## TASK PROMPT
Tally the lines below that contain "ylabel". The number is the whole answer.

## TASK MATERIAL
******
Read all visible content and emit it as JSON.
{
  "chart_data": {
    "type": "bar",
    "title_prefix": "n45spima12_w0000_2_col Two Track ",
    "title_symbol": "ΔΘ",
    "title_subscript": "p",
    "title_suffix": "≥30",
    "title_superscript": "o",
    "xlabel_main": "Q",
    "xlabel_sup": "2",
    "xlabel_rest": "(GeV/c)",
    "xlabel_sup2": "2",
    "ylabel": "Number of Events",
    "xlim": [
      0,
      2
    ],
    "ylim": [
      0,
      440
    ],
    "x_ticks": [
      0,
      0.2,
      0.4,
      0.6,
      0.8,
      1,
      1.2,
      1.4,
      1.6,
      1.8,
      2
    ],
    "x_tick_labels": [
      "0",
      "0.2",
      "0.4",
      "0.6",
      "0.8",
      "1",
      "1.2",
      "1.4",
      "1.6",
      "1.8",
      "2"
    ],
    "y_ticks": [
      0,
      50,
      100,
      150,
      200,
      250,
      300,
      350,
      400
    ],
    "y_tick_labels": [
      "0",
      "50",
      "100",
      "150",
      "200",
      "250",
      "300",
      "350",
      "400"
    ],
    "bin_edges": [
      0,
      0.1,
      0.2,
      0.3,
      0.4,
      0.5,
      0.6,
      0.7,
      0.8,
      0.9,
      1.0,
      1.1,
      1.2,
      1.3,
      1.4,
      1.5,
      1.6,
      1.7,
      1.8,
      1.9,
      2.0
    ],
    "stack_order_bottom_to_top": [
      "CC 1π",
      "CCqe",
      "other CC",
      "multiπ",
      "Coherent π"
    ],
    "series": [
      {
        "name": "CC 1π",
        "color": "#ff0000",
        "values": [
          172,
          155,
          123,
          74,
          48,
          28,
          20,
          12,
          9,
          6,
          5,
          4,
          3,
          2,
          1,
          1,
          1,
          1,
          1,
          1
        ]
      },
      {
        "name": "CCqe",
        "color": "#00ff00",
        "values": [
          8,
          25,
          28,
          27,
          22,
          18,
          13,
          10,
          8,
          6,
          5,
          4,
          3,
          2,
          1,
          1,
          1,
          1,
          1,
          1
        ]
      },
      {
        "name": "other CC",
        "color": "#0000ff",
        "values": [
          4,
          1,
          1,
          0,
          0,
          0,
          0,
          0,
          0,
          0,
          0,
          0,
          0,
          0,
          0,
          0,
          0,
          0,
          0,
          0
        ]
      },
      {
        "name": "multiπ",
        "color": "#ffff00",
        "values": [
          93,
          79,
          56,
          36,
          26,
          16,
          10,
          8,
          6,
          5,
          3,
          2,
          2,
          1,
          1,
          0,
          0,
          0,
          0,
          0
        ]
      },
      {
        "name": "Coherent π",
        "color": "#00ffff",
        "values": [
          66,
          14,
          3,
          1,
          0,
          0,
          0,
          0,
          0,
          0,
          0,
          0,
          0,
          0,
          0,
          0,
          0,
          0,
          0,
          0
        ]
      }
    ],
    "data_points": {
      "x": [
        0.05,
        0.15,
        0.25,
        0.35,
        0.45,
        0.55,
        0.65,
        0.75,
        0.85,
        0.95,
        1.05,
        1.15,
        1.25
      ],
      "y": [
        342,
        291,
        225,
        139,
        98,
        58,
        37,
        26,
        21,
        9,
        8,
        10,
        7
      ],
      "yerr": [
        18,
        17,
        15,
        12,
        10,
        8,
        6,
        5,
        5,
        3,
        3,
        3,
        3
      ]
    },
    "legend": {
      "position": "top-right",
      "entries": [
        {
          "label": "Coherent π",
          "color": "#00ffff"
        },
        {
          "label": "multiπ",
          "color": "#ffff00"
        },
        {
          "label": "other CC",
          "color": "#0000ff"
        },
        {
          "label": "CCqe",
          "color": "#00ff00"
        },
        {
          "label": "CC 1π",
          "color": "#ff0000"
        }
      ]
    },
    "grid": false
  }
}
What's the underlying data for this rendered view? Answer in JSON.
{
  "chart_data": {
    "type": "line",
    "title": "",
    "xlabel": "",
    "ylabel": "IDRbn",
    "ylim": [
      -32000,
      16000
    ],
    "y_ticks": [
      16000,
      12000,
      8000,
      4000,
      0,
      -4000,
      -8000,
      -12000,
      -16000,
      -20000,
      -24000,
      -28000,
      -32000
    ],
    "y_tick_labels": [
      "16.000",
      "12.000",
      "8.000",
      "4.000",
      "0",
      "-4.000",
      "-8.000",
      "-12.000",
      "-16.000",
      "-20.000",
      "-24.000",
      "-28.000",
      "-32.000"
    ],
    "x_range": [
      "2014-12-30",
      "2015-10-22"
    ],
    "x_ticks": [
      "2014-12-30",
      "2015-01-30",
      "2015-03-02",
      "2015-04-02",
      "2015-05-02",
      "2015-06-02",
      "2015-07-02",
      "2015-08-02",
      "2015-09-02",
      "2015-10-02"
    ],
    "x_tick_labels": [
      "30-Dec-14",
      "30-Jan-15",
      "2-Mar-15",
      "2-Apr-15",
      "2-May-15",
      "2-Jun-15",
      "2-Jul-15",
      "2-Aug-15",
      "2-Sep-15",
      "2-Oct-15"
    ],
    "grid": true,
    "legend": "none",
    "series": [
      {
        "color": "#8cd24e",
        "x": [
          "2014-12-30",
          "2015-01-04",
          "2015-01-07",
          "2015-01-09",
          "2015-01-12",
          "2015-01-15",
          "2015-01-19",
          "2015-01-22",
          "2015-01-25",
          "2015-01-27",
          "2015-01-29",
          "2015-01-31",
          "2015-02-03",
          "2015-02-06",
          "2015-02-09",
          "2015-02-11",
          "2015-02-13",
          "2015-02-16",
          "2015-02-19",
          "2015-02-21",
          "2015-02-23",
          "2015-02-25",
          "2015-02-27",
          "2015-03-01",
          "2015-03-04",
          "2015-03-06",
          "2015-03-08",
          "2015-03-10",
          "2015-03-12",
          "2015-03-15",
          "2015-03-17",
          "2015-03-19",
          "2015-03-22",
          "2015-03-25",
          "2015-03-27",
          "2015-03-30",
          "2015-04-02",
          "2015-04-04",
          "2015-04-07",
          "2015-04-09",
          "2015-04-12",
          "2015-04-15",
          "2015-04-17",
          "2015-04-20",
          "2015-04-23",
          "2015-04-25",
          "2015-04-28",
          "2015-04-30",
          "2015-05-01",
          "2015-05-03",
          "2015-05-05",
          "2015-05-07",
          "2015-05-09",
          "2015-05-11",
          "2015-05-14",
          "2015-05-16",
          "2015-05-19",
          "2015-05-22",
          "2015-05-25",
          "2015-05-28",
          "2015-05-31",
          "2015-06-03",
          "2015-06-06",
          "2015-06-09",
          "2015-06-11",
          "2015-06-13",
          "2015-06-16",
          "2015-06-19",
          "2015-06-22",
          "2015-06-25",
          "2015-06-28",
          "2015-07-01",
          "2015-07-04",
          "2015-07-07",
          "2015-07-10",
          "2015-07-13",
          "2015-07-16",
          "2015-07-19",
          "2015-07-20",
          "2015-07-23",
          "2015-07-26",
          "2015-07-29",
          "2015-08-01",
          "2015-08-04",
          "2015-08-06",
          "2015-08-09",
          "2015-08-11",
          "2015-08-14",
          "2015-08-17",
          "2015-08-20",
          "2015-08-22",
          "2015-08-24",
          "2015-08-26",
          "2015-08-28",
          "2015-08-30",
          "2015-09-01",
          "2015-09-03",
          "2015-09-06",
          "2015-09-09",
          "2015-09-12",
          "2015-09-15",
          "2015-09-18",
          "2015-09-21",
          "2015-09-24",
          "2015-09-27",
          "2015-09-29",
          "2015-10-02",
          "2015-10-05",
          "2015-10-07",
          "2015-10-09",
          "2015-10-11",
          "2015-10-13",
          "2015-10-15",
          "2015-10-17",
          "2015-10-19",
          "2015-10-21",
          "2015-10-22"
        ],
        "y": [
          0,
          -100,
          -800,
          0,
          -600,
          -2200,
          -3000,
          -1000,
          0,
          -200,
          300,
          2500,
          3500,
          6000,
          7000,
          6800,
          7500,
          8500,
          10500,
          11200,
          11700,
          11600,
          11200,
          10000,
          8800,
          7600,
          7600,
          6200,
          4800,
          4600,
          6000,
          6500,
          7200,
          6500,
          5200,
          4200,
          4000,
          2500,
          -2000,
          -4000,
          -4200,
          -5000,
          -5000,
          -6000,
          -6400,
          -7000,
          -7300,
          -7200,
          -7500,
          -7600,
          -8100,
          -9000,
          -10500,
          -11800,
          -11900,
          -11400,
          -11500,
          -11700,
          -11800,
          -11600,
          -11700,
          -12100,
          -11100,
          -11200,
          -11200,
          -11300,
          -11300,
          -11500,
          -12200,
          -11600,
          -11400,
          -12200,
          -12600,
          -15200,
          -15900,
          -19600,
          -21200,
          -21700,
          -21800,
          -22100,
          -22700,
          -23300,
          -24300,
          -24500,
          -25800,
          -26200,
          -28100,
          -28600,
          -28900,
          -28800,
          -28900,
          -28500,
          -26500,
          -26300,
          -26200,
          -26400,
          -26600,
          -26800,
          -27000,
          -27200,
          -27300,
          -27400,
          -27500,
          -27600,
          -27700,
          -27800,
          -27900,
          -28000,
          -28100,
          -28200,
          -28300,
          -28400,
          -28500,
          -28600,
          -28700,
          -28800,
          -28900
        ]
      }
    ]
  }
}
******
## THE COMPLETED TASK
2